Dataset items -
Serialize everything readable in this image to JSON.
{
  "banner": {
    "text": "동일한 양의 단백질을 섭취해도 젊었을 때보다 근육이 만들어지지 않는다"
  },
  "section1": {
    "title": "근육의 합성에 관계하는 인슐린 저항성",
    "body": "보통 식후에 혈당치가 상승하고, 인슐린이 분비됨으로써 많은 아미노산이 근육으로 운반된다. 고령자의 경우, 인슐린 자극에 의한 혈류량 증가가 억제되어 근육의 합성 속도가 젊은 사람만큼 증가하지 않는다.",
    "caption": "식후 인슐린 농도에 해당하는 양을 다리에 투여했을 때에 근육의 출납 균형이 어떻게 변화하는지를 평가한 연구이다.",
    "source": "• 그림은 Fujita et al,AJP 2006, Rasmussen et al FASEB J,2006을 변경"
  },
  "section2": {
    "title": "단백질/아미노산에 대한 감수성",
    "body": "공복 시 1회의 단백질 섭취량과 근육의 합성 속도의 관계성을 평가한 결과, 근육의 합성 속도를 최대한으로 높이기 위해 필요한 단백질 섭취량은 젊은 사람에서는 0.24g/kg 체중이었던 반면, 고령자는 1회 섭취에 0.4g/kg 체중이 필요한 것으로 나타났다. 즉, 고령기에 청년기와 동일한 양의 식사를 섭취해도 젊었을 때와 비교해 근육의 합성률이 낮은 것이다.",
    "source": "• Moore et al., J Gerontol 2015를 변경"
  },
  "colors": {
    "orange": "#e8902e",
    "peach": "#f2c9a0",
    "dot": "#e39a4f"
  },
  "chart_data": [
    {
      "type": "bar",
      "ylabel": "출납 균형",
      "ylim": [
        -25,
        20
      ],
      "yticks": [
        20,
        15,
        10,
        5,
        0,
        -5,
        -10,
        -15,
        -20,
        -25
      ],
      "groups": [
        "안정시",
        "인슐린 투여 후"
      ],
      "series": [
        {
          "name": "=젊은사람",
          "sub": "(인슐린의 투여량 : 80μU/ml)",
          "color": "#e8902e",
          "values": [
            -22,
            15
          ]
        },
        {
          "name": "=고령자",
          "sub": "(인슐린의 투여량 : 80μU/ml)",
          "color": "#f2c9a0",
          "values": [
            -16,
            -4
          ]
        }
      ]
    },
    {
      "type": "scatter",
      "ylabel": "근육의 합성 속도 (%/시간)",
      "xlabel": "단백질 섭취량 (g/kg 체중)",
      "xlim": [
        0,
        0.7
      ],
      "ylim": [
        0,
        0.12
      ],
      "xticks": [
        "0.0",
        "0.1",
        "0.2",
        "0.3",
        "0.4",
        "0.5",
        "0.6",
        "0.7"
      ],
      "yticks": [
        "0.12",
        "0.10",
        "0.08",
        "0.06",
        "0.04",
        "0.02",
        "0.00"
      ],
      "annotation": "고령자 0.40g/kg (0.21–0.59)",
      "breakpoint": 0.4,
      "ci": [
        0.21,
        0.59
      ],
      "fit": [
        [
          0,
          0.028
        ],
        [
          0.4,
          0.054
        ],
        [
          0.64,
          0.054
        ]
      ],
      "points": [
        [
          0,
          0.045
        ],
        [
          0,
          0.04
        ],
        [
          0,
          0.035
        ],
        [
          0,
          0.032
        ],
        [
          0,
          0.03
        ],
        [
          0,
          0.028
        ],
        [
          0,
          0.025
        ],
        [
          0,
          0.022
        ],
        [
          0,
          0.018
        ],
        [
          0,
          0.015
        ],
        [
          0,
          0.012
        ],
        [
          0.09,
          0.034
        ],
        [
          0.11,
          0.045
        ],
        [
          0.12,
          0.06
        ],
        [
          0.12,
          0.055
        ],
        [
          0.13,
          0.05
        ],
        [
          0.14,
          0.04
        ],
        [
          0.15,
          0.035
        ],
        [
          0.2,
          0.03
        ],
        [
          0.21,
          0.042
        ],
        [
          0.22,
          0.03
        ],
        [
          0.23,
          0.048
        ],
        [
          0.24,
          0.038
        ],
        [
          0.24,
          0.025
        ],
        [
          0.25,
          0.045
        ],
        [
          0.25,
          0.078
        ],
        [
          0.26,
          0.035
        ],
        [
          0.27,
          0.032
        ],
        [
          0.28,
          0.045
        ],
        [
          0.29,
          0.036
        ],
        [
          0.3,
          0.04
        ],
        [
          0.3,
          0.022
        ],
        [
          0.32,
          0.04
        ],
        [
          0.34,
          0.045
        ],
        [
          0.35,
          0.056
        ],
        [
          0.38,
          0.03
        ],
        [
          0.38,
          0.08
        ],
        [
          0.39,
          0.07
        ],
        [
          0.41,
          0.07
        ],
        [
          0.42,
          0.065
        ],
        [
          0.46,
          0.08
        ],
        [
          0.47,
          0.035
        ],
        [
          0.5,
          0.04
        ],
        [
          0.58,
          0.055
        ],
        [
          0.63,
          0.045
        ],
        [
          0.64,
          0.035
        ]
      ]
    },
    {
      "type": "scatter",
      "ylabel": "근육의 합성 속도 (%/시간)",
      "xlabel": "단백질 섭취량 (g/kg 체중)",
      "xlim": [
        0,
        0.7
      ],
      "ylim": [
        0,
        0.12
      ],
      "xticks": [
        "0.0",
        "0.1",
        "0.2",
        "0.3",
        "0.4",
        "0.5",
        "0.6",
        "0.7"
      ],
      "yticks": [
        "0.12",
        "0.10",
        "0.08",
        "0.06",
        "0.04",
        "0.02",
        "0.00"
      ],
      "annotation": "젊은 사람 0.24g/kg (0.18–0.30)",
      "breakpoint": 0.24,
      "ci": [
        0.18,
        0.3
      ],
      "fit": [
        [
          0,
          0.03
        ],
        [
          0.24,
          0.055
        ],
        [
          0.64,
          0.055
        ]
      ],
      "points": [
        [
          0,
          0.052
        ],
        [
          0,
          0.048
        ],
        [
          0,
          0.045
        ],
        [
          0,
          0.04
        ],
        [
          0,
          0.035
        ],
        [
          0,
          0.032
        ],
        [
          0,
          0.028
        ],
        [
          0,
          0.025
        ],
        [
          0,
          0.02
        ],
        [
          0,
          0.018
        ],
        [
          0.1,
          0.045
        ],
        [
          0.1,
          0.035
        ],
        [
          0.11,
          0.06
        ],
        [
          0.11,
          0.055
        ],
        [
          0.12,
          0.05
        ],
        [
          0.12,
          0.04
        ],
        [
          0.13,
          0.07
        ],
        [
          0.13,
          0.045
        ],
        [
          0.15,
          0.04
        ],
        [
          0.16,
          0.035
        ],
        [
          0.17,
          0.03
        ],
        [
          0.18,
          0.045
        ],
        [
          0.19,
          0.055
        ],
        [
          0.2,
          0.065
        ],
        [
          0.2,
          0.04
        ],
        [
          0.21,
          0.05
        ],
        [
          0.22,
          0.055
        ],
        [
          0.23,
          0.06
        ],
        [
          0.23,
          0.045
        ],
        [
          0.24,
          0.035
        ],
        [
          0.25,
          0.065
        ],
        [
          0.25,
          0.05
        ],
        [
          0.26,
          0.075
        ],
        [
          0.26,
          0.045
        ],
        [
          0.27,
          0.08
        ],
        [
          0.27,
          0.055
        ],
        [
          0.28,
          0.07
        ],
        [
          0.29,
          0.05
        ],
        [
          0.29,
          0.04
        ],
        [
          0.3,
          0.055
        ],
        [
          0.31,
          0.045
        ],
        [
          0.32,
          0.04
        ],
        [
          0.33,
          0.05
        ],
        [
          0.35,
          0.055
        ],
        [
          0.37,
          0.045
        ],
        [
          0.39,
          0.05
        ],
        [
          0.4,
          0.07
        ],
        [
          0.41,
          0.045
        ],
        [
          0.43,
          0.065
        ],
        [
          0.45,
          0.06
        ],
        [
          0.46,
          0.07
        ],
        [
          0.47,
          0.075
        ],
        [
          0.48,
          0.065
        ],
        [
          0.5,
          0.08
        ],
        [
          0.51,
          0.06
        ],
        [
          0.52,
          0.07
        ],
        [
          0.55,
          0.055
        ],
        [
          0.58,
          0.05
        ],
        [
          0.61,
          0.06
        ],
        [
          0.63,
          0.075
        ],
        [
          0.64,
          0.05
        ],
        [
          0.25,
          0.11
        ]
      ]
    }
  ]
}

SET PROBLEM - Show the lines of the records that include the string "body".

TASK RESULT -
    "body": "보통 식후에 혈당치가 상승하고, 인슐린이 분비됨으로써 많은 아미노산이 근육으로 운반된다. 고령자의 경우, 인슐린 자극에 의한 혈류량 증가가 억제되어 근육의 합성 속도가 젊은 사람만큼 증가하지 않는다.",
    "body": "공복 시 1회의 단백질 섭취량과 근육의 합성 속도의 관계성을 평가한 결과, 근육의 합성 속도를 최대한으로 높이기 위해 필요한 단백질 섭취량은 젊은 사람에서는 0.24g/kg 체중이었던 반면, 고령자는 1회 섭취에 0.4g/kg 체중이 필요한 것으로 나타났다. 즉, 고령기에 청년기와 동일한 양의 식사를 섭취해도 젊었을 때와 비교해 근육의 합성률이 낮은 것이다.",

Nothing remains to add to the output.